Do this: Identify each line containing the word "sec₂" and copy it.

§ §

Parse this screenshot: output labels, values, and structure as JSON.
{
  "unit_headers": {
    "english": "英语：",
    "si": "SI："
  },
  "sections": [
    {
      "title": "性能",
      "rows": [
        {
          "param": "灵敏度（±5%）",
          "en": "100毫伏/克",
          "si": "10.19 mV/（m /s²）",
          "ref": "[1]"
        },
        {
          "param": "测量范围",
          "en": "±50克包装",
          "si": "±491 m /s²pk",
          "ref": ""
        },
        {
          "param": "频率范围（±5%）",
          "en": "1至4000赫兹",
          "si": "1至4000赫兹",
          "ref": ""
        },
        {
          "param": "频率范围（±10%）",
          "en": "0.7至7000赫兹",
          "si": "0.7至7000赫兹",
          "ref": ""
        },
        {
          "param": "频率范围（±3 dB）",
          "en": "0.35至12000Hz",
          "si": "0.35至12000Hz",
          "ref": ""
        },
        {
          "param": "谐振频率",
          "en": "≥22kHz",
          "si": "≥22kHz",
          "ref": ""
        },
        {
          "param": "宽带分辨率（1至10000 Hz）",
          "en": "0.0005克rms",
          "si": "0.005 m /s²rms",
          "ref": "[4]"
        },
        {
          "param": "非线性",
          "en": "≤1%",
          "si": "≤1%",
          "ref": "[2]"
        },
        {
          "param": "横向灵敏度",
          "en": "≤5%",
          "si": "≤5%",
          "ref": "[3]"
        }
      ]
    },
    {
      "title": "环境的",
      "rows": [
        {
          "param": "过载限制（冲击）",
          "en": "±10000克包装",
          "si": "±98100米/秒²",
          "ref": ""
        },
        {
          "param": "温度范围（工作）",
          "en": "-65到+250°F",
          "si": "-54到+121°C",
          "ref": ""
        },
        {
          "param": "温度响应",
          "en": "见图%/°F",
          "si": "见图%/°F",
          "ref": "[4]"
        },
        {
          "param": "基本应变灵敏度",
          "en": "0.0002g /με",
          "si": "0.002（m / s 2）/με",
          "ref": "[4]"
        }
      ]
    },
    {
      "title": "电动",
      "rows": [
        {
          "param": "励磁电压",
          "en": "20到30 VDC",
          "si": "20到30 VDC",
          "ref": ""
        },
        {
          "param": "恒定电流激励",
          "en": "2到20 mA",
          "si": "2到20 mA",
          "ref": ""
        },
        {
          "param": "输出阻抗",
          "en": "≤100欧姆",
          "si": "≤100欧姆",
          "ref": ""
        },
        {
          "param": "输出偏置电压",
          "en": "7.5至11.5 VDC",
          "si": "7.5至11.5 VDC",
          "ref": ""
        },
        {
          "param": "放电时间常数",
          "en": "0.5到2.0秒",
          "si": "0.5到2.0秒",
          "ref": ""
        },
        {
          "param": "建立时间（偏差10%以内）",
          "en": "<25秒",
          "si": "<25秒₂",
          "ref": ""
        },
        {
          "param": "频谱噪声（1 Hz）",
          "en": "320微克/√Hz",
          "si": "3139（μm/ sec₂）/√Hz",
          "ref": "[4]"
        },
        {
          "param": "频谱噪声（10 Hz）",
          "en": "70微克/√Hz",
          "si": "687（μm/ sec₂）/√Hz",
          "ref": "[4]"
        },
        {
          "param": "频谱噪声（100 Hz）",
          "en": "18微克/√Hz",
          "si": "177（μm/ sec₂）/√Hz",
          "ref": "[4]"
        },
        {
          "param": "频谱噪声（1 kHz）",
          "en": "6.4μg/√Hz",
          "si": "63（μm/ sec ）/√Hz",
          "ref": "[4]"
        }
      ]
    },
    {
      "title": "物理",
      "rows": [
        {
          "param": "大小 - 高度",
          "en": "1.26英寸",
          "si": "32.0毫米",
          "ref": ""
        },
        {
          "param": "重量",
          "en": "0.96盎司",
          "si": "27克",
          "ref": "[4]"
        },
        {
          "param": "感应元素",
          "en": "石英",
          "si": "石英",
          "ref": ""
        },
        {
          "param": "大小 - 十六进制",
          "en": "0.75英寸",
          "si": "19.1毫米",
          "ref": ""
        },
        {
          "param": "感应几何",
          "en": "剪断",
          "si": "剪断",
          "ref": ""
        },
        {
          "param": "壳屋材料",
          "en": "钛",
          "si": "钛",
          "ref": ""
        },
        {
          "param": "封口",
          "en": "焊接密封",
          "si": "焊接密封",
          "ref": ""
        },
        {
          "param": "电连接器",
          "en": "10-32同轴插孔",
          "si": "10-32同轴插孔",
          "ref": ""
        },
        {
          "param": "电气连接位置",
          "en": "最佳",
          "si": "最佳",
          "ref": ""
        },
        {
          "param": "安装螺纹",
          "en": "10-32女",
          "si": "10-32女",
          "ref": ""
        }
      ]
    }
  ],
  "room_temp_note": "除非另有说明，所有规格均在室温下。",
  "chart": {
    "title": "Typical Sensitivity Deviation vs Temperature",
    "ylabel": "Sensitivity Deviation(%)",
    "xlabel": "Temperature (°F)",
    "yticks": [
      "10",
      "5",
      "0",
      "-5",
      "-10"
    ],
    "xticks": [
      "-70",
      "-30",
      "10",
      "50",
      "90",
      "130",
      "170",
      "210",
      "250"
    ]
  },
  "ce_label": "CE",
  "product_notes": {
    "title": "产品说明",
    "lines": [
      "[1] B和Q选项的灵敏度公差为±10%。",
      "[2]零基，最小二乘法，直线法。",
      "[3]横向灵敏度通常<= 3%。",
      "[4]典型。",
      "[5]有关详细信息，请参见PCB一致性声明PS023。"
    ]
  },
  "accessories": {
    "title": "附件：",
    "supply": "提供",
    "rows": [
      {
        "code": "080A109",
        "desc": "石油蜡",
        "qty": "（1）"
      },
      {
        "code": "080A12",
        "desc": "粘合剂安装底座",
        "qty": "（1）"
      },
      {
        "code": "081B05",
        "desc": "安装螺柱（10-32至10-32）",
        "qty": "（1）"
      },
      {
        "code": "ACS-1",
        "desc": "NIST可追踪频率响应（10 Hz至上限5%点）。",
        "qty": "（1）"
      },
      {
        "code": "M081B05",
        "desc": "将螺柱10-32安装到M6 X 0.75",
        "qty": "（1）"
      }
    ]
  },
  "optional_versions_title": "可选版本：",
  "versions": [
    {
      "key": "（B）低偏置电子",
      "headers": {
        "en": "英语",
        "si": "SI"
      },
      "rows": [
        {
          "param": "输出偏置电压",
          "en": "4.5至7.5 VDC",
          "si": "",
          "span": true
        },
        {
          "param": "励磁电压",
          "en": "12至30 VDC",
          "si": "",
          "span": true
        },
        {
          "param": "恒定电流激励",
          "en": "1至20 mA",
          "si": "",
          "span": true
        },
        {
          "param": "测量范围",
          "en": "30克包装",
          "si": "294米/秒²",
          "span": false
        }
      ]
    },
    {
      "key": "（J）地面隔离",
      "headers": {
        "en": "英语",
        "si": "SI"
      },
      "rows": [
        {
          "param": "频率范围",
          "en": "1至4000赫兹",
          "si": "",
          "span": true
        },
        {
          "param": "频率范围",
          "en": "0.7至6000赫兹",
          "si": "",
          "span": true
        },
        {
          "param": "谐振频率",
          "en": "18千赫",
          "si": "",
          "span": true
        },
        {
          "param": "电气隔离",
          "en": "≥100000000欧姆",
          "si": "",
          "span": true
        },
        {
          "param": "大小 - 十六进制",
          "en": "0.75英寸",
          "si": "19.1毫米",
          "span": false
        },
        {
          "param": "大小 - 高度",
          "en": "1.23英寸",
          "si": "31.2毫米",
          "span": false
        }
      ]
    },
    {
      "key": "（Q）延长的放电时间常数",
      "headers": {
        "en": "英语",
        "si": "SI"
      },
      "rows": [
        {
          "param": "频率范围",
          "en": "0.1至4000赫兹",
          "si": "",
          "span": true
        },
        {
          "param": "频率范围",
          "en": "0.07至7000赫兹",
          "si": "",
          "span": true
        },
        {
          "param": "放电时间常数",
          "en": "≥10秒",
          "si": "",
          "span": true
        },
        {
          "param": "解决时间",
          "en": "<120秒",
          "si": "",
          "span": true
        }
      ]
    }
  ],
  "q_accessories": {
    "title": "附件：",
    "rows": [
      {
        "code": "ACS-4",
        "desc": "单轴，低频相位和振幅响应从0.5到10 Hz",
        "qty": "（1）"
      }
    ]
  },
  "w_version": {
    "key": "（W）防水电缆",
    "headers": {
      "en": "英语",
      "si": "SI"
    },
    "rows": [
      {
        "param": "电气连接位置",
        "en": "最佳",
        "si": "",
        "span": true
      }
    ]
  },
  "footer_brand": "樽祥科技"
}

§ §

Written answer:
          "si": "3139（μm/ sec₂）/√Hz",
          "si": "687（μm/ sec₂）/√Hz",
          "si": "177（μm/ sec₂）/√Hz",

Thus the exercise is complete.